* start Page excerpt *

Besides, Karzai's dysfunctional government in Kabul, a direct support to the Taliban from next door Pakistan, has a devastating effect on Nato's war in Afghanistan. Safe havens on Pakistani soil are strengthening the Taliban's operational capabilities.
Above and beyond western pressure, Pakistan continues to live at peace with al-Qaida affiliated militants. The Pakistani military believes that control over the Pashtun-dominated Taliban is tantamount to a compulsory insurance policy against disintegration of the country. Pakistan's military and spy organization, the ISI, knows the Afghans and Afghanistan much better than the Americans do. They know perfectly well that the Taliban will dominate Afghan politics in a post-western Afghanistan.
Worse still, Pakistan makes feverish attempts to keep the Taliban glued to the al-Qaida ideology for fear of incorporating nationalism into their ranks. In the ISI's thinking, an al-Qaida affiliated Taliban is far less harmful to Pakistan than a Pashtun nationalist Taliban. Pakistan is using the Islamic card to prevent Pashtuns from going the way of the Baluchi separatists. Many political analysts remain ignorant of this crucial factor.
In such a perilous situation, the only thing that can rescue Afghanistan from falling into a civil war and prevent a geopolitical disaster in Central Asia, is transparent and unmediated peace talks with the Taliban. Peace talks could detach the insurgency from dependence on Pakistan which is crucial for reducing western casualties as well. Negotiations with the mediation of Pakistan have their own deadly perils, in Pakistan's usual double games.
In the lead-up to the invasion of Afghanistan by the US, Islamabad served for the Taliban as the only window to the outside world. The ISI encouraged the Taliban not to hand over Osama bin Laden by convincing them that the US would never invade Afghanistan. At the same time, Pakistan also was trying to convince the Americans that rooting out of the Taliban was the only option. Such duplicity by the ISI is exposed by Mullah Zaeef, the former Taliban ambassador to Islamabad, in his book My Life with the Taliban .
Reconciliation and peace talks with medieval religious groups such as the
Taliban may appear awkward. By western standards the Taliban could be defined at best as a social throwback ; however, it is an indigenous religious movement with grass -root support among the Pashtuns in Afghanistan as well as Pakistan. The elimination of such a group is thus impossible in any meaningful sense. The west could gain from negotiations with the Taliban more than they can achieve by an endless war. But the CIA and Pentagon who are steering everything in Afghanistan will never listen.
They have put Uncle Sam on a deadly self-destructive spree in Afghanistan.

* end Page excerpt *

## [Exercise instructions]
1 – Reproduce verbatim everything in the commentary on Pakistan and the Taliban from "Besides, Karzai's dysfunctional" down to "Taliban's operational capabilities.".
2 – Decide whether each statement agrees with the commentary on Pakistan and the Taliban, answering yes or no and quoting the words that settle it.
(a) The ISI encouraged the Taliban not to hand over Osama bin Laden.
(b) The commentary holds that the Taliban can be eliminated.
(c) The commentary favors negotiations mediated by Pakistan.
3 – Answer these questions from the commentary on Pakistan and the Taliban.
(a) Who exposed the ISI's duplicity, and in what book?
(b) What does the Pakistani military consider control over the Taliban to be tantamount to?
(c) Who is described as steering everything in Afghanistan?
The items are material separate from the commentary on Pakistan and the Taliban.

* start Data excerpts *

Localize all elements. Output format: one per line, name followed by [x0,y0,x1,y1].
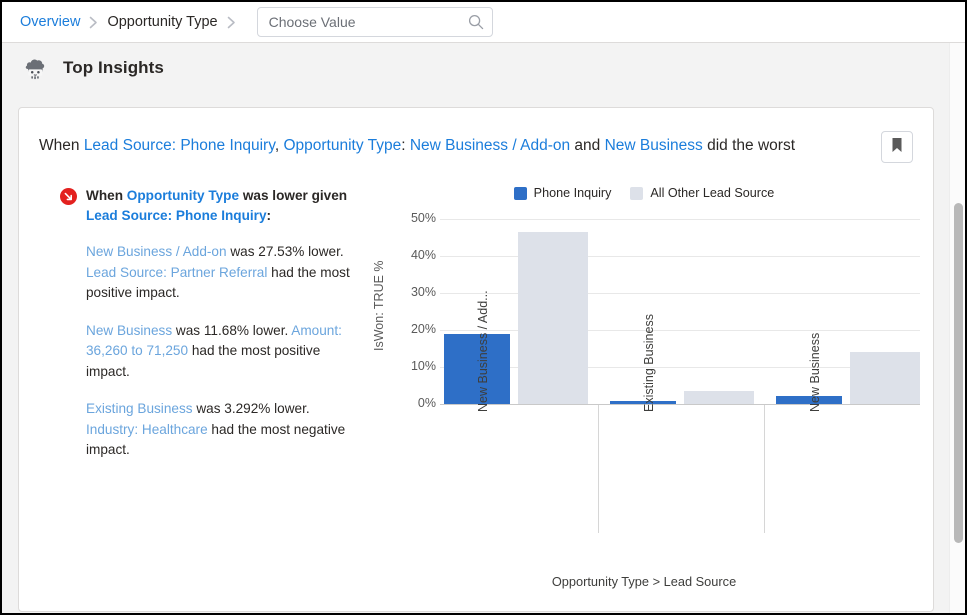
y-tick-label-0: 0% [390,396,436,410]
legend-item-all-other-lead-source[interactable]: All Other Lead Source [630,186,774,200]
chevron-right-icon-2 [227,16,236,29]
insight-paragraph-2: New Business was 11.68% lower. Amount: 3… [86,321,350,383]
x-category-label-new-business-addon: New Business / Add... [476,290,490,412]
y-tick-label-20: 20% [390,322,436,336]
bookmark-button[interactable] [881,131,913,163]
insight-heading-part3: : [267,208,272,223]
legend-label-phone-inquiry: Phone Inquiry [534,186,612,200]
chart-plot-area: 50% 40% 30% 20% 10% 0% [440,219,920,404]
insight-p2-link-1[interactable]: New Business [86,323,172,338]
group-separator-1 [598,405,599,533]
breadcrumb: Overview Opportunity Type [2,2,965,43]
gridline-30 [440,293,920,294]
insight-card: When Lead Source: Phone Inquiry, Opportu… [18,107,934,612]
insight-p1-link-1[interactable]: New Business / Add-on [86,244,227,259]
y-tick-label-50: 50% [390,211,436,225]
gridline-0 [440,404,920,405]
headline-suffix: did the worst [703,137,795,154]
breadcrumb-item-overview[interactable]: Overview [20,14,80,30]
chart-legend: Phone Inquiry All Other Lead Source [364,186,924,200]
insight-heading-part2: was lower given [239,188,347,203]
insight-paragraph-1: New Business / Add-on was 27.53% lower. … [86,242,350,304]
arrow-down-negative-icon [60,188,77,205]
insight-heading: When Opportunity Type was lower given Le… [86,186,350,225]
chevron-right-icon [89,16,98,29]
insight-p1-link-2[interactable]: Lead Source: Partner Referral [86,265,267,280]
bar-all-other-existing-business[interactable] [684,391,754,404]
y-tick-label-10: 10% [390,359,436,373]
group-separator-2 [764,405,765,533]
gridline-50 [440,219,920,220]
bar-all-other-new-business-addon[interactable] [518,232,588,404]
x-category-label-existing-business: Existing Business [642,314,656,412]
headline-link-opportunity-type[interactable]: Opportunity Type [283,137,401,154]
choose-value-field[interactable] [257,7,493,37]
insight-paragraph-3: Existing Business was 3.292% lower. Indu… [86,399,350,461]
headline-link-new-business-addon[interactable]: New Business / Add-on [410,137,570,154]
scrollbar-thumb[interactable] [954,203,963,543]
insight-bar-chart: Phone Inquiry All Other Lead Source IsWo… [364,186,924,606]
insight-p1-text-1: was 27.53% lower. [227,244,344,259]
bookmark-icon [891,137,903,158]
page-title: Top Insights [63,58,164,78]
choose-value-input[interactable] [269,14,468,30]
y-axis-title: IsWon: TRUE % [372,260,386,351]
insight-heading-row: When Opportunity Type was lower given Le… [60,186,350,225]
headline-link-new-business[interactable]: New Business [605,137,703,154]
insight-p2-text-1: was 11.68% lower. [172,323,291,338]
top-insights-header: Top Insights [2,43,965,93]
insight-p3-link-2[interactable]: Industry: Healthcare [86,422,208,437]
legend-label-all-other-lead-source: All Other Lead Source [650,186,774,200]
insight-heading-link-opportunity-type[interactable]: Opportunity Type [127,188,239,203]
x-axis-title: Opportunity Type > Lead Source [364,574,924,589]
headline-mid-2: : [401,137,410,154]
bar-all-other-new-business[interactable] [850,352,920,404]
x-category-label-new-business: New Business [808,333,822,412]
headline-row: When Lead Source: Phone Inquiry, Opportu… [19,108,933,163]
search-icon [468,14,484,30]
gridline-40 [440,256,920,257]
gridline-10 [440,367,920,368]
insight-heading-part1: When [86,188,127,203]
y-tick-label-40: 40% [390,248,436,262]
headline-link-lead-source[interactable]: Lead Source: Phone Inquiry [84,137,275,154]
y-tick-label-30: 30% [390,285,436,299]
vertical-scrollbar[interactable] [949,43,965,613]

* end Data excerpts *

## [Outputs by task]
1 –
Besides, Karzai's dysfunctional government in Kabul, a direct support to the Taliban from next door Pakistan, has a devastating effect on Nato's war in Afghanistan. Safe havens on Pakistani soil are strengthening the Taliban's operational capabilities.

2 –
(a) Yes: "The ISI encouraged the Taliban not to hand over Osama bin Laden by convincing them that the US would never invade Afghanistan."
(b) No: "The elimination of such a group is thus impossible in any meaningful sense."
(c) No: "Negotiations with the mediation of Pakistan have their own deadly perils, in Pakistan's usual double games."

3 –
(a) Mullah Zaeef, the former Taliban ambassador to Islamabad, in his book My Life with the Taliban.
(b) A compulsory insurance policy against disintegration of the country.
(c) The CIA and Pentagon.